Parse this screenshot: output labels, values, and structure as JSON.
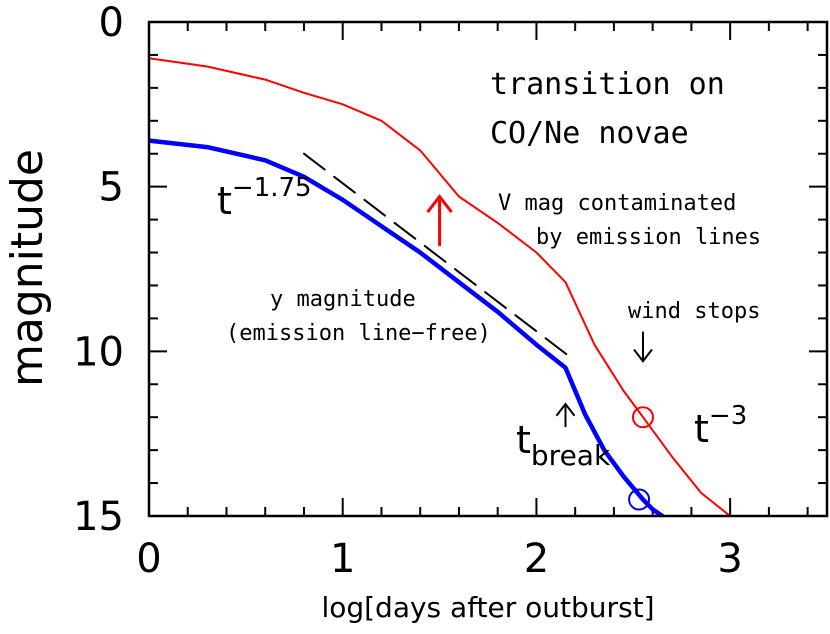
{
  "chart_data": {
    "type": "line",
    "title": "",
    "xlabel": "log[days after outburst]",
    "ylabel": "magnitude",
    "xlim": [
      0,
      3.5
    ],
    "ylim": [
      15,
      0
    ],
    "y_inverted": true,
    "x_ticks": [
      "0",
      "1",
      "2",
      "3"
    ],
    "y_ticks": [
      "0",
      "5",
      "10",
      "15"
    ],
    "grid": false,
    "series": [
      {
        "name": "V mag contaminated by emission lines",
        "color": "#ff0000",
        "x": [
          0,
          0.3,
          0.6,
          0.8,
          1.0,
          1.2,
          1.4,
          1.5,
          1.6,
          1.8,
          2.0,
          2.15,
          2.3,
          2.45,
          2.55,
          2.7,
          2.85,
          3.0
        ],
        "y": [
          1.1,
          1.35,
          1.75,
          2.15,
          2.5,
          3.0,
          3.9,
          4.6,
          5.3,
          6.1,
          7.0,
          7.9,
          9.8,
          11.2,
          12.0,
          13.2,
          14.3,
          15.0
        ]
      },
      {
        "name": "y magnitude (emission line-free)",
        "color": "#0000ff",
        "x": [
          0,
          0.3,
          0.6,
          0.8,
          1.0,
          1.2,
          1.4,
          1.6,
          1.8,
          2.0,
          2.15,
          2.25,
          2.35,
          2.45,
          2.55,
          2.6,
          2.65
        ],
        "y": [
          3.6,
          3.8,
          4.2,
          4.7,
          5.4,
          6.2,
          7.0,
          7.9,
          8.8,
          9.8,
          10.5,
          11.9,
          13.0,
          13.8,
          14.5,
          14.8,
          15.0
        ]
      },
      {
        "name": "t^-1.75 power law",
        "color": "#000000",
        "dashed": true,
        "x": [
          0.8,
          2.18
        ],
        "y": [
          4.0,
          10.2
        ]
      }
    ],
    "markers": [
      {
        "shape": "circle",
        "color": "#ff0000",
        "x": 2.55,
        "y": 12.0
      },
      {
        "shape": "circle",
        "color": "#0000ff",
        "x": 2.53,
        "y": 14.5
      }
    ],
    "arrows": [
      {
        "color": "#ff0000",
        "x": 1.5,
        "y_from": 6.8,
        "y_to": 5.3
      },
      {
        "color": "#000000",
        "x": 2.55,
        "y_from": 9.4,
        "y_to": 10.3
      },
      {
        "color": "#000000",
        "x": 2.15,
        "y_from": 12.3,
        "y_to": 11.6
      }
    ],
    "annotations": {
      "transition_line1": "transition on",
      "transition_line2": "CO/Ne novae",
      "vmag_line1": "V mag contaminated",
      "vmag_line2": "by emission lines",
      "ymag_line1": "y magnitude",
      "ymag_line2": "(emission line−free)",
      "wind_stops": "wind stops",
      "t_base": "t",
      "exp_175": "−1.75",
      "exp_3": "−3",
      "break_sub": "break"
    }
  }
}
================================
:: DO THIS ::
Copy all lines in the listing above where the string "emission" appears.

:: CORRECT RESPONSE ::
        "name": "V mag contaminated by emission lines",
        "name": "y magnitude (emission line-free)",
      "vmag_line2": "by emission lines",
      "ymag_line2": "(emission line−free)",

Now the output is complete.